WHAT NEEDS TO BE DONE: No images are to be carried over; print all other material exactly as it stands.

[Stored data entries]
(begin)

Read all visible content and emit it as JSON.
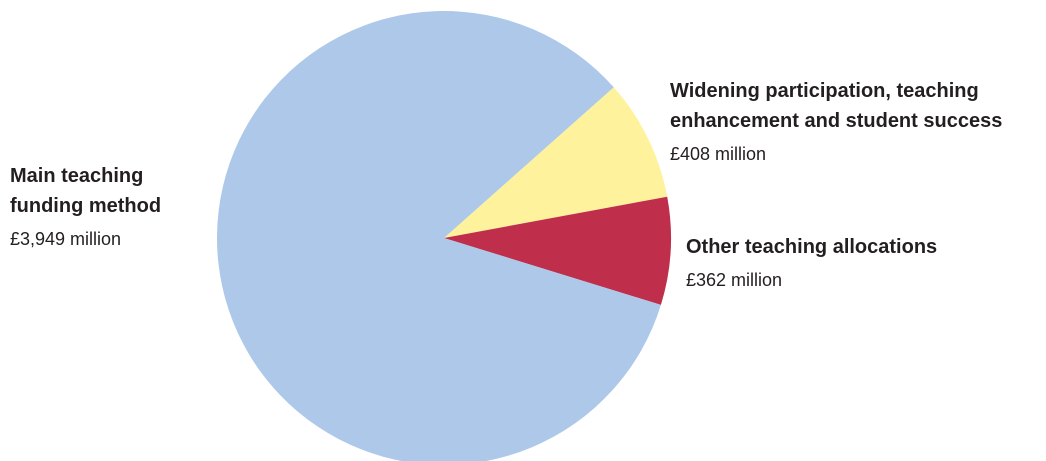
{
  "chart_data": {
    "type": "pie",
    "title": "",
    "unit": "£ million",
    "slices": [
      {
        "label": "Widening participation, teaching\nenhancement and student success",
        "value": 408,
        "value_label": "£408 million",
        "color": "#fff29c"
      },
      {
        "label": "Other teaching allocations",
        "value": 362,
        "value_label": "£362 million",
        "color": "#bf2f4b"
      },
      {
        "label": "Main teaching\nfunding method",
        "value": 3949,
        "value_label": "£3,949 million",
        "color": "#adc8e8"
      }
    ],
    "legend": "none"
  }
}
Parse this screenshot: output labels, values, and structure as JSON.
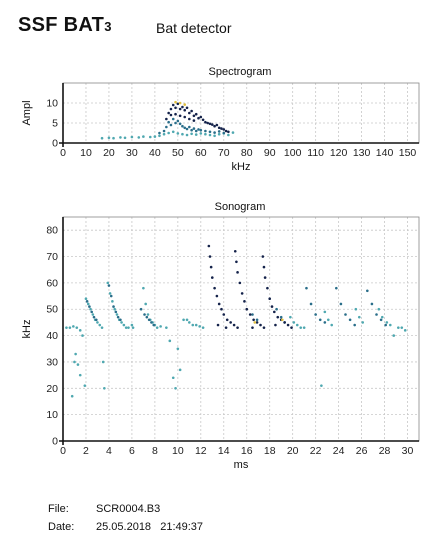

(end)

SOLVED PROBLEM:
Read all visible content and emit it as JSON.
{
  "chart_data": {
    "type": "pie",
    "title": "",
    "unit": "£ million",
    "slices": [
      {
        "label": "Widening participation, teaching\nenhancement and student success",
        "value": 408,
        "value_label": "£408 million",
        "color": "#fff29c"
      },
      {
        "label": "Other teaching allocations",
        "value": 362,
        "value_label": "£362 million",
        "color": "#bf2f4b"
      },
      {
        "label": "Main teaching\nfunding method",
        "value": 3949,
        "value_label": "£3,949 million",
        "color": "#adc8e8"
      }
    ],
    "legend": "none"
  }
}
Parse this screenshot: output labels, values, and structure as JSON.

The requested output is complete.